TASK OBJECTIVE – The answer must be an exact copy of the entries that follow, with all images removed.

DATA SUPPLIED –

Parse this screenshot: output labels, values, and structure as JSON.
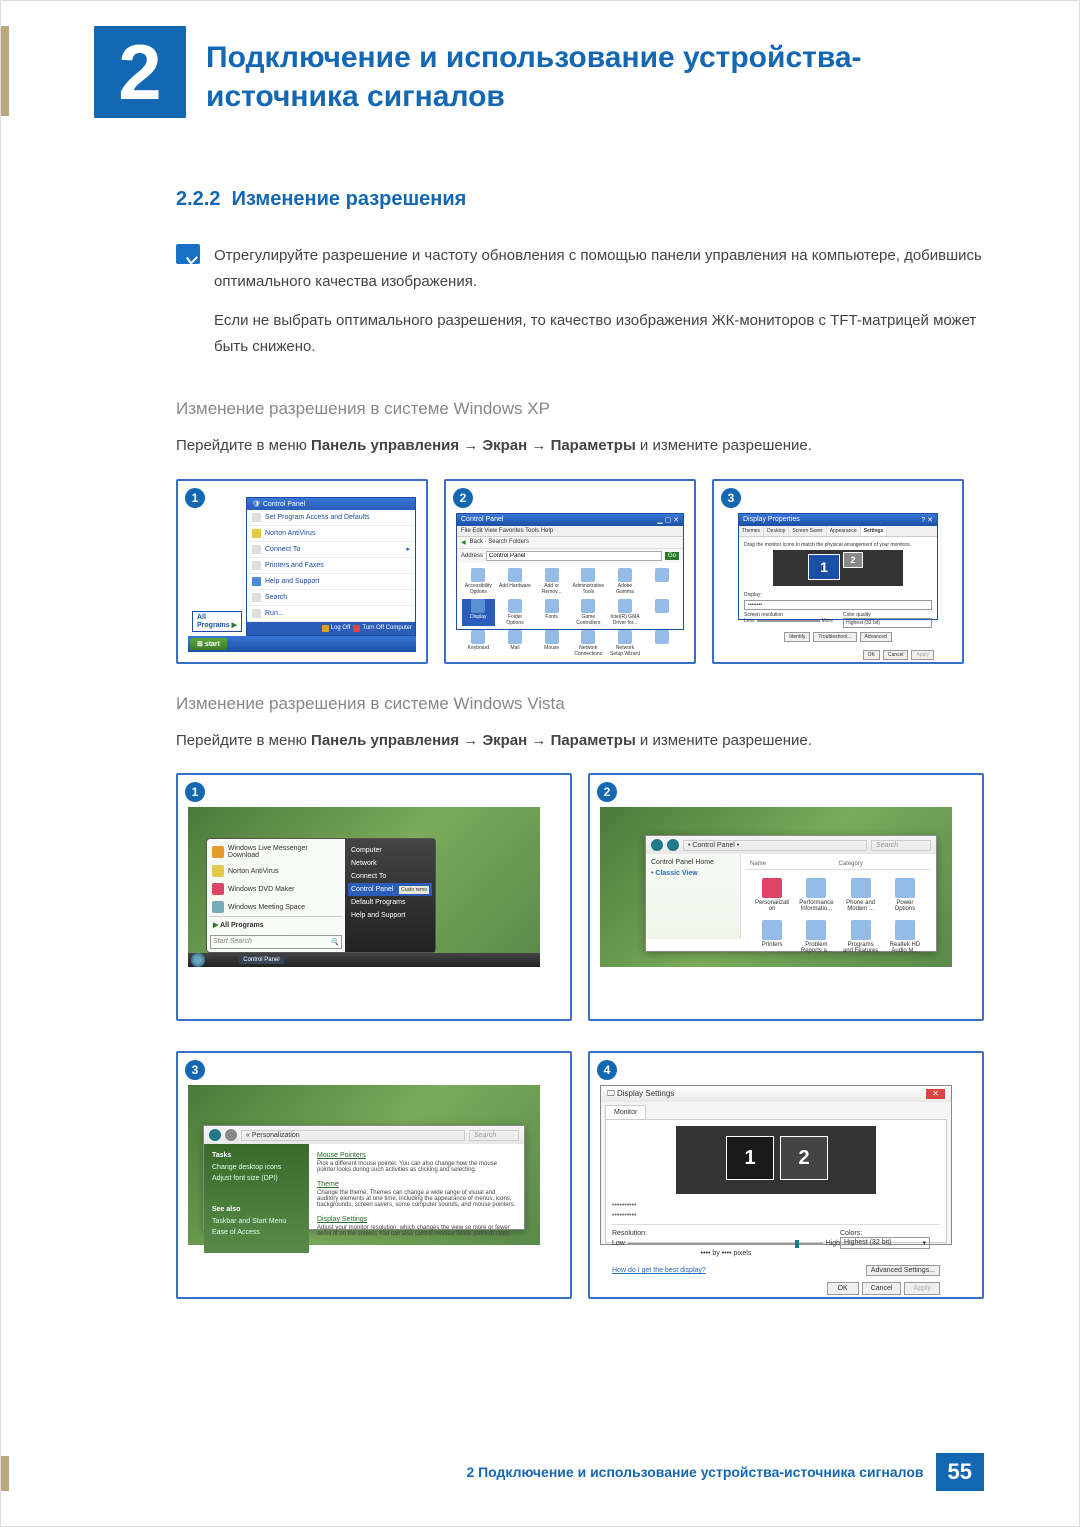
{
  "chapter": {
    "number": "2",
    "title": "Подключение и использование устройства-источника сигналов"
  },
  "section": {
    "number": "2.2.2",
    "title": "Изменение разрешения"
  },
  "note": {
    "p1": "Отрегулируйте разрешение и частоту обновления с помощью панели управления на компьютере, добившись оптимального качества изображения.",
    "p2": "Если не выбрать оптимального разрешения, то качество изображения ЖК-мониторов с TFT-матрицей может быть снижено."
  },
  "xp": {
    "heading": "Изменение разрешения в системе Windows XP",
    "instruction_pre": "Перейдите в меню ",
    "path1": "Панель управления",
    "path2": "Экран",
    "path3": "Параметры",
    "instruction_post": " и измените разрешение.",
    "shots": {
      "s1": {
        "num": "1",
        "menu_title": "Control Panel",
        "items": [
          "Set Program Access and Defaults",
          "Norton AntiVirus",
          "Connect To",
          "Printers and Faxes",
          "Help and Support",
          "Search",
          "Run..."
        ],
        "all_programs": "All Programs",
        "log_off": "Log Off",
        "turn_off": "Turn Off Computer",
        "start": "start"
      },
      "s2": {
        "num": "2",
        "title": "Control Panel",
        "menubar": "File  Edit  View  Favorites  Tools  Help",
        "toolbar_items": "Back  ·  Search  Folders",
        "address_label": "Address",
        "address_value": "Control Panel",
        "go": "Go",
        "icons": [
          "Accessibility Options",
          "Add Hardware",
          "Add or Remov...",
          "Administrative Tools",
          "Adobe Gamma",
          "",
          "Display",
          "Folder Options",
          "Fonts",
          "Game Controllers",
          "Intel(R) GMA Driver for...",
          "",
          "Keyboard",
          "Mail",
          "Mouse",
          "Network Connections",
          "Network Setup Wizard",
          ""
        ]
      },
      "s3": {
        "num": "3",
        "title": "Display Properties",
        "tabs": [
          "Themes",
          "Desktop",
          "Screen Saver",
          "Appearance",
          "Settings"
        ],
        "drag_text": "Drag the monitor icons to match the physical arrangement of your monitors.",
        "mon1": "1",
        "mon2": "2",
        "display_label": "Display:",
        "dots": "••••••••",
        "res_label": "Screen resolution",
        "less": "Less",
        "more": "More",
        "cq_label": "Color quality",
        "cq_value": "Highest (32 bit)",
        "btns": [
          "Identify",
          "Troubleshoot...",
          "Advanced"
        ],
        "ok": "OK",
        "cancel": "Cancel",
        "apply": "Apply"
      }
    }
  },
  "vista": {
    "heading": "Изменение разрешения в системе Windows Vista",
    "instruction_pre": "Перейдите в меню ",
    "path1": "Панель управления",
    "path2": "Экран",
    "path3": "Параметры",
    "instruction_post": " и измените разрешение.",
    "shots": {
      "s1": {
        "num": "1",
        "items": [
          "Windows Live Messenger Download",
          "Norton AntiVirus",
          "Windows DVD Maker",
          "Windows Meeting Space"
        ],
        "all_programs": "All Programs",
        "search": "Start Search",
        "right_items": [
          "Computer",
          "Network",
          "Connect To",
          "Control Panel",
          "Default Programs",
          "Help and Support"
        ],
        "custo": "Custo remo",
        "taskbar": "Control Panel"
      },
      "s2": {
        "num": "2",
        "breadcrumb": "• Control Panel •",
        "search": "Search",
        "side1": "Control Panel Home",
        "side2": "Classic View",
        "col_name": "Name",
        "col_cat": "Category",
        "icons": [
          "Personalizati on",
          "Performance Informatio...",
          "Phone and Modem ...",
          "Power Options",
          "Printers",
          "Problem Reports a...",
          "Programs and Features",
          "Realtek HD Audio M..."
        ]
      },
      "s3": {
        "num": "3",
        "breadcrumb": "« Personalization",
        "search": "Search",
        "tasks": "Tasks",
        "task1": "Change desktop icons",
        "task2": "Adjust font size (DPI)",
        "see_also": "See also",
        "sa1": "Taskbar and Start Menu",
        "sa2": "Ease of Access",
        "sec1_h": "Mouse Pointers",
        "sec1_t": "Pick a different mouse pointer. You can also change how the mouse pointer looks during such activities as clicking and selecting.",
        "sec2_h": "Theme",
        "sec2_t": "Change the theme. Themes can change a wide range of visual and auditory elements at one time, including the appearance of menus, icons, backgrounds, screen savers, some computer sounds, and mouse pointers.",
        "sec3_h": "Display Settings",
        "sec3_t": "Adjust your monitor resolution, which changes the view so more or fewer items fit on the screen. You can also control monitor flicker (refresh rate)."
      },
      "s4": {
        "num": "4",
        "title": "Display Settings",
        "tab": "Monitor",
        "mon1": "1",
        "mon2": "2",
        "dots1": "••••••••••",
        "dots2": "••••••••••",
        "res": "Resolution:",
        "low": "Low",
        "high": "High",
        "pixels": "•••• by •••• pixels",
        "colors": "Colors:",
        "colors_value": "Highest (32 bit)",
        "link": "How do I get the best display?",
        "adv": "Advanced Settings...",
        "ok": "OK",
        "cancel": "Cancel",
        "apply": "Apply"
      }
    }
  },
  "footer": {
    "text": "2 Подключение и использование устройства-источника сигналов",
    "page": "55"
  }
}
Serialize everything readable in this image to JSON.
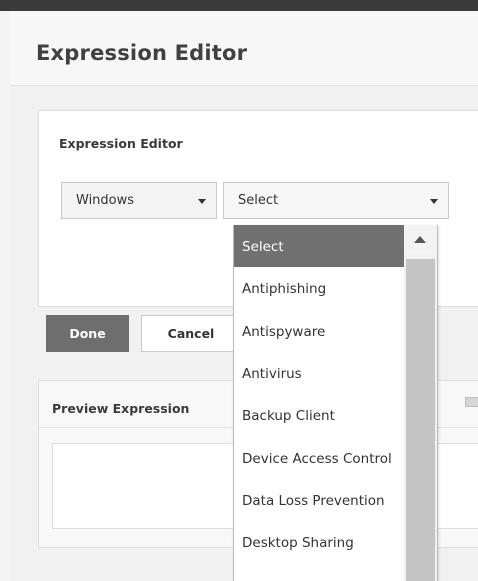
{
  "header": {
    "title": "Expression Editor"
  },
  "editor": {
    "title": "Expression Editor",
    "os_select": {
      "value": "Windows"
    },
    "category_select": {
      "value": "Select"
    }
  },
  "buttons": {
    "done": "Done",
    "cancel": "Cancel"
  },
  "preview": {
    "title": "Preview Expression"
  },
  "dropdown": {
    "selected_index": 0,
    "options": [
      "Select",
      "Antiphishing",
      "Antispyware",
      "Antivirus",
      "Backup Client",
      "Device Access Control",
      "Data Loss Prevention",
      "Desktop Sharing"
    ]
  }
}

SOLUTION TO THE PROBLEM –
Parse this screenshot: output labels, values, and structure as JSON.
{
  "chapter": {
    "number": "2",
    "title": "Подключение и использование устройства-источника сигналов"
  },
  "section": {
    "number": "2.2.2",
    "title": "Изменение разрешения"
  },
  "note": {
    "p1": "Отрегулируйте разрешение и частоту обновления с помощью панели управления на компьютере, добившись оптимального качества изображения.",
    "p2": "Если не выбрать оптимального разрешения, то качество изображения ЖК-мониторов с TFT-матрицей может быть снижено."
  },
  "xp": {
    "heading": "Изменение разрешения в системе Windows XP",
    "instruction_pre": "Перейдите в меню ",
    "path1": "Панель управления",
    "path2": "Экран",
    "path3": "Параметры",
    "instruction_post": " и измените разрешение.",
    "shots": {
      "s1": {
        "num": "1",
        "menu_title": "Control Panel",
        "items": [
          "Set Program Access and Defaults",
          "Norton AntiVirus",
          "Connect To",
          "Printers and Faxes",
          "Help and Support",
          "Search",
          "Run..."
        ],
        "all_programs": "All Programs",
        "log_off": "Log Off",
        "turn_off": "Turn Off Computer",
        "start": "start"
      },
      "s2": {
        "num": "2",
        "title": "Control Panel",
        "menubar": "File  Edit  View  Favorites  Tools  Help",
        "toolbar_items": "Back  ·  Search  Folders",
        "address_label": "Address",
        "address_value": "Control Panel",
        "go": "Go",
        "icons": [
          "Accessibility Options",
          "Add Hardware",
          "Add or Remov...",
          "Administrative Tools",
          "Adobe Gamma",
          "",
          "Display",
          "Folder Options",
          "Fonts",
          "Game Controllers",
          "Intel(R) GMA Driver for...",
          "",
          "Keyboard",
          "Mail",
          "Mouse",
          "Network Connections",
          "Network Setup Wizard",
          ""
        ]
      },
      "s3": {
        "num": "3",
        "title": "Display Properties",
        "tabs": [
          "Themes",
          "Desktop",
          "Screen Saver",
          "Appearance",
          "Settings"
        ],
        "drag_text": "Drag the monitor icons to match the physical arrangement of your monitors.",
        "mon1": "1",
        "mon2": "2",
        "display_label": "Display:",
        "dots": "••••••••",
        "res_label": "Screen resolution",
        "less": "Less",
        "more": "More",
        "cq_label": "Color quality",
        "cq_value": "Highest (32 bit)",
        "btns": [
          "Identify",
          "Troubleshoot...",
          "Advanced"
        ],
        "ok": "OK",
        "cancel": "Cancel",
        "apply": "Apply"
      }
    }
  },
  "vista": {
    "heading": "Изменение разрешения в системе Windows Vista",
    "instruction_pre": "Перейдите в меню ",
    "path1": "Панель управления",
    "path2": "Экран",
    "path3": "Параметры",
    "instruction_post": " и измените разрешение.",
    "shots": {
      "s1": {
        "num": "1",
        "items": [
          "Windows Live Messenger Download",
          "Norton AntiVirus",
          "Windows DVD Maker",
          "Windows Meeting Space"
        ],
        "all_programs": "All Programs",
        "search": "Start Search",
        "right_items": [
          "Computer",
          "Network",
          "Connect To",
          "Control Panel",
          "Default Programs",
          "Help and Support"
        ],
        "custo": "Custo remo",
        "taskbar": "Control Panel"
      },
      "s2": {
        "num": "2",
        "breadcrumb": "• Control Panel •",
        "search": "Search",
        "side1": "Control Panel Home",
        "side2": "Classic View",
        "col_name": "Name",
        "col_cat": "Category",
        "icons": [
          "Personalizati on",
          "Performance Informatio...",
          "Phone and Modem ...",
          "Power Options",
          "Printers",
          "Problem Reports a...",
          "Programs and Features",
          "Realtek HD Audio M..."
        ]
      },
      "s3": {
        "num": "3",
        "breadcrumb": "« Personalization",
        "search": "Search",
        "tasks": "Tasks",
        "task1": "Change desktop icons",
        "task2": "Adjust font size (DPI)",
        "see_also": "See also",
        "sa1": "Taskbar and Start Menu",
        "sa2": "Ease of Access",
        "sec1_h": "Mouse Pointers",
        "sec1_t": "Pick a different mouse pointer. You can also change how the mouse pointer looks during such activities as clicking and selecting.",
        "sec2_h": "Theme",
        "sec2_t": "Change the theme. Themes can change a wide range of visual and auditory elements at one time, including the appearance of menus, icons, backgrounds, screen savers, some computer sounds, and mouse pointers.",
        "sec3_h": "Display Settings",
        "sec3_t": "Adjust your monitor resolution, which changes the view so more or fewer items fit on the screen. You can also control monitor flicker (refresh rate)."
      },
      "s4": {
        "num": "4",
        "title": "Display Settings",
        "tab": "Monitor",
        "mon1": "1",
        "mon2": "2",
        "dots1": "••••••••••",
        "dots2": "••••••••••",
        "res": "Resolution:",
        "low": "Low",
        "high": "High",
        "pixels": "•••• by •••• pixels",
        "colors": "Colors:",
        "colors_value": "Highest (32 bit)",
        "link": "How do I get the best display?",
        "adv": "Advanced Settings...",
        "ok": "OK",
        "cancel": "Cancel",
        "apply": "Apply"
      }
    }
  },
  "footer": {
    "text": "2 Подключение и использование устройства-источника сигналов",
    "page": "55"
  }
}
Serialize everything readable in this image to JSON.
{
  "header": {
    "title": "Expression Editor"
  },
  "editor": {
    "title": "Expression Editor",
    "os_select": {
      "value": "Windows"
    },
    "category_select": {
      "value": "Select"
    }
  },
  "buttons": {
    "done": "Done",
    "cancel": "Cancel"
  },
  "preview": {
    "title": "Preview Expression"
  },
  "dropdown": {
    "selected_index": 0,
    "options": [
      "Select",
      "Antiphishing",
      "Antispyware",
      "Antivirus",
      "Backup Client",
      "Device Access Control",
      "Data Loss Prevention",
      "Desktop Sharing"
    ]
  }
}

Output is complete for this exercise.